◆ **TASK DESCRIPTION**
Locate the word "style" in the entries below, then gather every line that holds it.

# RECORDS SHOWN start

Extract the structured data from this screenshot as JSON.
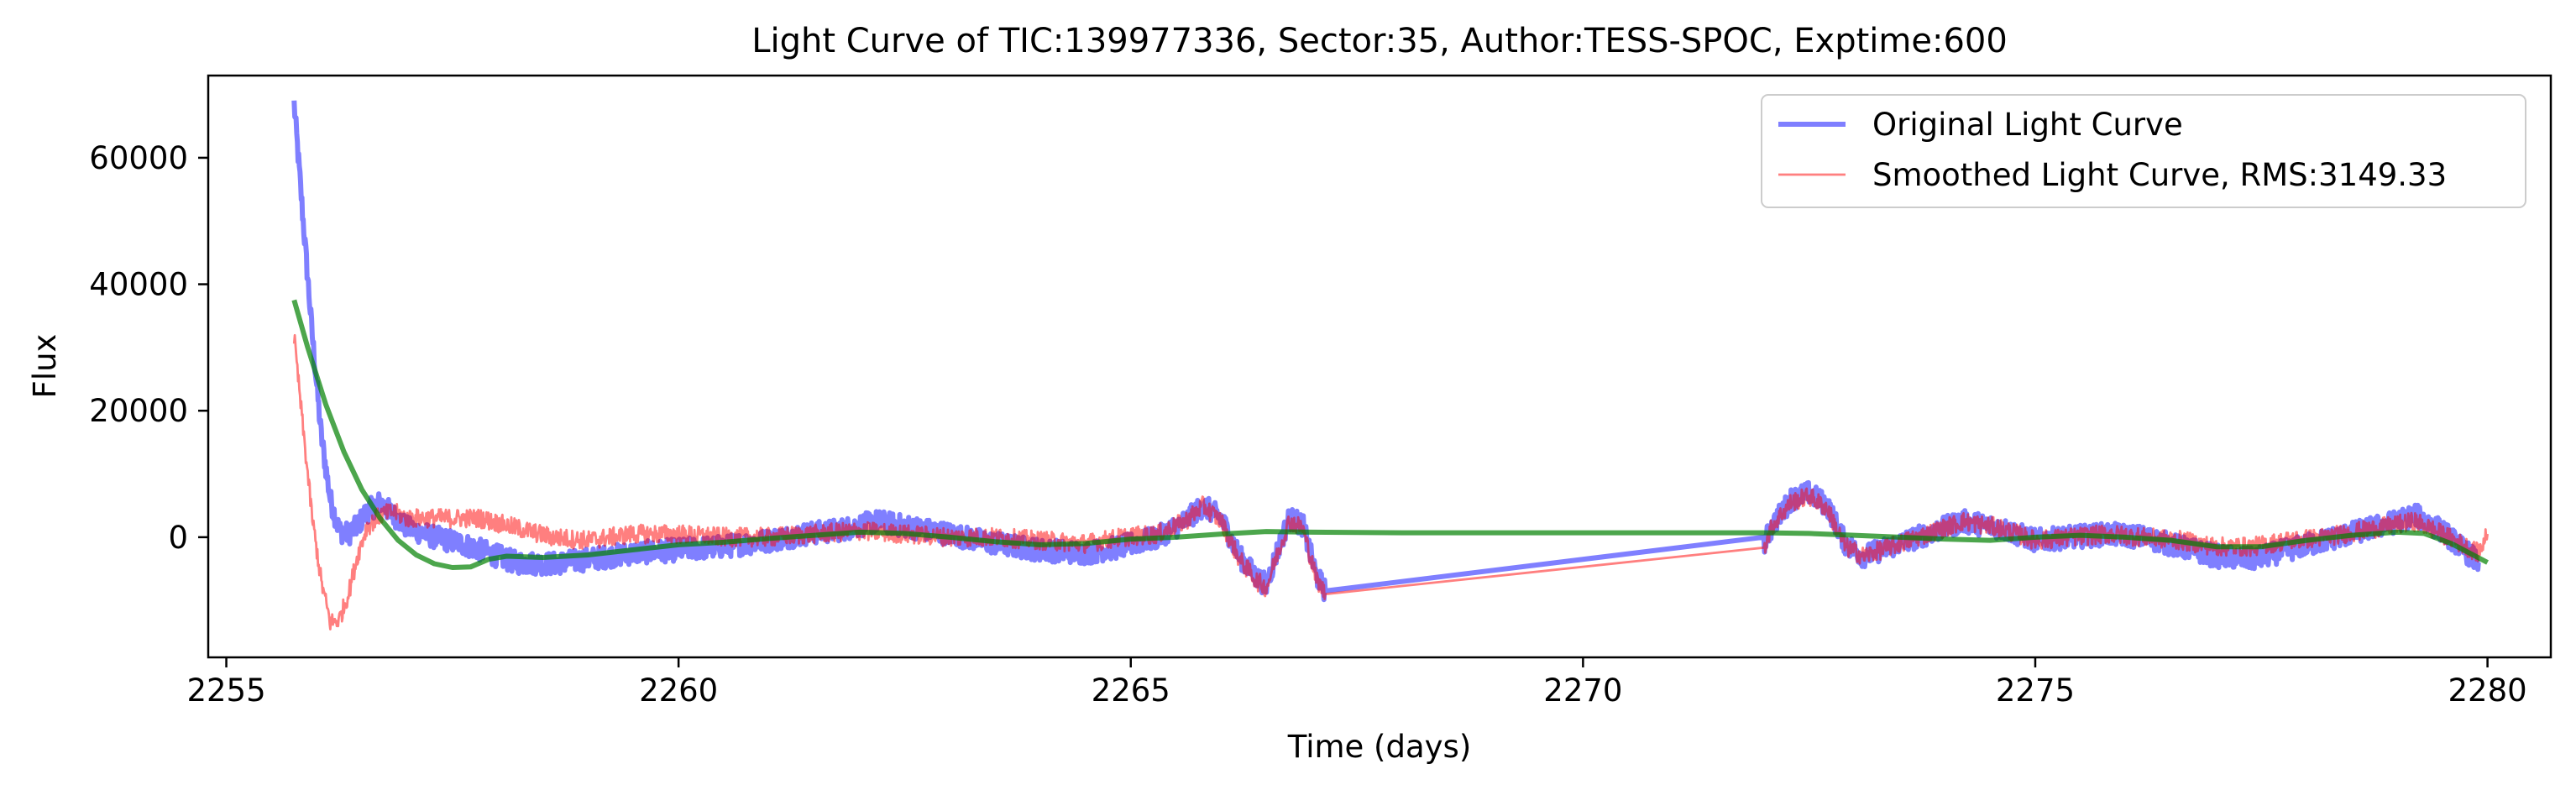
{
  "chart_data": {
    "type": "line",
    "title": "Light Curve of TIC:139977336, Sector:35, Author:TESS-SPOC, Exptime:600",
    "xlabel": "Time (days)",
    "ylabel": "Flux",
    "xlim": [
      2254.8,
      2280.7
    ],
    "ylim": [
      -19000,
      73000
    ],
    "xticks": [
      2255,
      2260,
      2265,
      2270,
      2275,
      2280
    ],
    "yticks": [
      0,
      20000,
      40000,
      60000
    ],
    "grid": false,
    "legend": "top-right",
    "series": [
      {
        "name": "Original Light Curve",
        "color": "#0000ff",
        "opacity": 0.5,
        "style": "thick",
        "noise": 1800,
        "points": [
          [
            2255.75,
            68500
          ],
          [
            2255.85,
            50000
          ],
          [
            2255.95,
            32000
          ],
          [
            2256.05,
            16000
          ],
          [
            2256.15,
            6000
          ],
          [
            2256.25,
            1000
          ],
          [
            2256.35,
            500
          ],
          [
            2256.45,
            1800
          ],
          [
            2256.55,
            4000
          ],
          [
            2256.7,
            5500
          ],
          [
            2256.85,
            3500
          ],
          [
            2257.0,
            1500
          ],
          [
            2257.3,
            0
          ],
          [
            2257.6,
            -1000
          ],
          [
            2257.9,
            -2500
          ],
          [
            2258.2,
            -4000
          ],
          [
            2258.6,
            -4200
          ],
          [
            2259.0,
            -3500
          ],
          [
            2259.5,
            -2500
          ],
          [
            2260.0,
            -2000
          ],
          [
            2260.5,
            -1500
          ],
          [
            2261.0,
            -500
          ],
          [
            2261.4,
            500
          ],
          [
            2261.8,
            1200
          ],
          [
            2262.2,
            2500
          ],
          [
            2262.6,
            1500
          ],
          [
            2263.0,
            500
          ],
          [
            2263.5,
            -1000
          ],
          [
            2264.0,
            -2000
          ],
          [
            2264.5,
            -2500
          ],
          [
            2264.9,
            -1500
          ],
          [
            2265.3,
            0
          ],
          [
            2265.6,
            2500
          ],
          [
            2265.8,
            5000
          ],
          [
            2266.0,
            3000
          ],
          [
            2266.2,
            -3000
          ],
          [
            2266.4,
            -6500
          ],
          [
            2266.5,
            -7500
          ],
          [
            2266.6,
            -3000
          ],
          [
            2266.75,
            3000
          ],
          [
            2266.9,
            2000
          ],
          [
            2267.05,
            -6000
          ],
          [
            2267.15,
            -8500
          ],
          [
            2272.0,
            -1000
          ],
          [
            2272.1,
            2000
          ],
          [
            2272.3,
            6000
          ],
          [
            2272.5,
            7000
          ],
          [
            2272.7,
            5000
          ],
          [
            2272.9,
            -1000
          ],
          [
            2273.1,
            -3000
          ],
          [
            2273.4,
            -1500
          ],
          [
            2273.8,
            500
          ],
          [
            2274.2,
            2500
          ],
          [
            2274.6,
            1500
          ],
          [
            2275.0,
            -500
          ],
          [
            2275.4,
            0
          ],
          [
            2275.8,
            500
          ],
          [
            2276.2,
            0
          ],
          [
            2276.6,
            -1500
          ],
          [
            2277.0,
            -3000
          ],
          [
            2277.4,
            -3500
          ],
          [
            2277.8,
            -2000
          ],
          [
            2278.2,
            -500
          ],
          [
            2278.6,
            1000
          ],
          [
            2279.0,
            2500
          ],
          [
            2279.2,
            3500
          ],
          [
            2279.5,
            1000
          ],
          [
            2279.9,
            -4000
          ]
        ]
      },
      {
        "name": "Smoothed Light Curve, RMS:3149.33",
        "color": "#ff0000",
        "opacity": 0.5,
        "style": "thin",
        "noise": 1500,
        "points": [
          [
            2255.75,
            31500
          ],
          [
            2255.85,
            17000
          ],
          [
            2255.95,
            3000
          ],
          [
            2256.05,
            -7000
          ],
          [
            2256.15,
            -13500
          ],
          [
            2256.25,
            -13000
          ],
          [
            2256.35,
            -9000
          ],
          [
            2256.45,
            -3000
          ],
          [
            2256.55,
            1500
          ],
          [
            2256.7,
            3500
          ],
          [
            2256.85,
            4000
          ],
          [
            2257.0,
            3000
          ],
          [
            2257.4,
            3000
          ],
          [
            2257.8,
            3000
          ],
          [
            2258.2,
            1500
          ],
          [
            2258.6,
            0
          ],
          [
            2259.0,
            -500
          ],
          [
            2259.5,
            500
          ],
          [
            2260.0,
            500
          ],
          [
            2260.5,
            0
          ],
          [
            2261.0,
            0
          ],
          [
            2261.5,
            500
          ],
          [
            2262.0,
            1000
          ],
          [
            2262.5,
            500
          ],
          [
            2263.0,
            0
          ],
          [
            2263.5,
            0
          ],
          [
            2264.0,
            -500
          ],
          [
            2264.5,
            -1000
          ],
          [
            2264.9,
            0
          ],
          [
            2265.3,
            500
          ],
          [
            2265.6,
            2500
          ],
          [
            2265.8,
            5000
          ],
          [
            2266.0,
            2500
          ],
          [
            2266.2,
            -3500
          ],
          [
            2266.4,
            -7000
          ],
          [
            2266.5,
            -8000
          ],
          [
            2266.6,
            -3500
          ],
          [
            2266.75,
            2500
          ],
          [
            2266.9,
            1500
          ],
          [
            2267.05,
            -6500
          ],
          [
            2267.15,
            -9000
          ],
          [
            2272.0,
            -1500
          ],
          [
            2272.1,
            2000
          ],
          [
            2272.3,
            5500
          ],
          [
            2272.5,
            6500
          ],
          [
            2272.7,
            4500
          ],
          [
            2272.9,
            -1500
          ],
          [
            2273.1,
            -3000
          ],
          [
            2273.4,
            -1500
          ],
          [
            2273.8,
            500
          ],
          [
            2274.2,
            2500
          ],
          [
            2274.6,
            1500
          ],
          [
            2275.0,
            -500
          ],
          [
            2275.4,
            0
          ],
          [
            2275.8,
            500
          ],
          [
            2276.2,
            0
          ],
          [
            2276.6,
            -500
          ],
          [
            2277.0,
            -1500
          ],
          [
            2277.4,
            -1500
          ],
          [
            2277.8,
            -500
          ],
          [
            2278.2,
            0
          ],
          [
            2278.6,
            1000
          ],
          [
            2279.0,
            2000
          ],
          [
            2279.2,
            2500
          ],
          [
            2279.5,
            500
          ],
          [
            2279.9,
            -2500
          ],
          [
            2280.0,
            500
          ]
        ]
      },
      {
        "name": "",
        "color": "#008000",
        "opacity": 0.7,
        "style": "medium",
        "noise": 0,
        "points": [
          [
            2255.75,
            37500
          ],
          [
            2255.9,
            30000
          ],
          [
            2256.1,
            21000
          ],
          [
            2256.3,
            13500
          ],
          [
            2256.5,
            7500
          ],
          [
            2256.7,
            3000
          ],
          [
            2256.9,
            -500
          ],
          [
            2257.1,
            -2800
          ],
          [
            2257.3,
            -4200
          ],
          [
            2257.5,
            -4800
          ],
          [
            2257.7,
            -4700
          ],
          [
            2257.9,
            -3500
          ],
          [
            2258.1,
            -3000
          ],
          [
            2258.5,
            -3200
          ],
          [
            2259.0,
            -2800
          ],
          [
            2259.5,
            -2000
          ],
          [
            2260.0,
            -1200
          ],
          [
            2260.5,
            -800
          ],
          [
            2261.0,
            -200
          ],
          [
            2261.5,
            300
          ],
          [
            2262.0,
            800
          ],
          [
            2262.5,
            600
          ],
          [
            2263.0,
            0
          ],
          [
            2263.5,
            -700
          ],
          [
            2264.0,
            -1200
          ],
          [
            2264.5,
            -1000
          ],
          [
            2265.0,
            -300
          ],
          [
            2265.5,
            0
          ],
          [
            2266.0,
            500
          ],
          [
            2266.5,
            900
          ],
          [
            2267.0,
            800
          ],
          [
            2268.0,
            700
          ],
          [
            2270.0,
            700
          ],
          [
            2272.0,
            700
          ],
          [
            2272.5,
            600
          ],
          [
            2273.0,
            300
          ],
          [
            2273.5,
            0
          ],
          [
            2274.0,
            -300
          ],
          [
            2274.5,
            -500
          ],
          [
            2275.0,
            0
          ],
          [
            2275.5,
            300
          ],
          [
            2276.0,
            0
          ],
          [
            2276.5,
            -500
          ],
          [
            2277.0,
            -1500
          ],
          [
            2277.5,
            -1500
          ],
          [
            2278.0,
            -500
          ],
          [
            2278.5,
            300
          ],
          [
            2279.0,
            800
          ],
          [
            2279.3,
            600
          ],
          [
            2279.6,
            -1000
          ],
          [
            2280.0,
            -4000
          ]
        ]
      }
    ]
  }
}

# RECORDS SHOWN end

◆ **WRITTEN ANSWER**
        "style": "thick",
        "style": "thin",
        "style": "medium",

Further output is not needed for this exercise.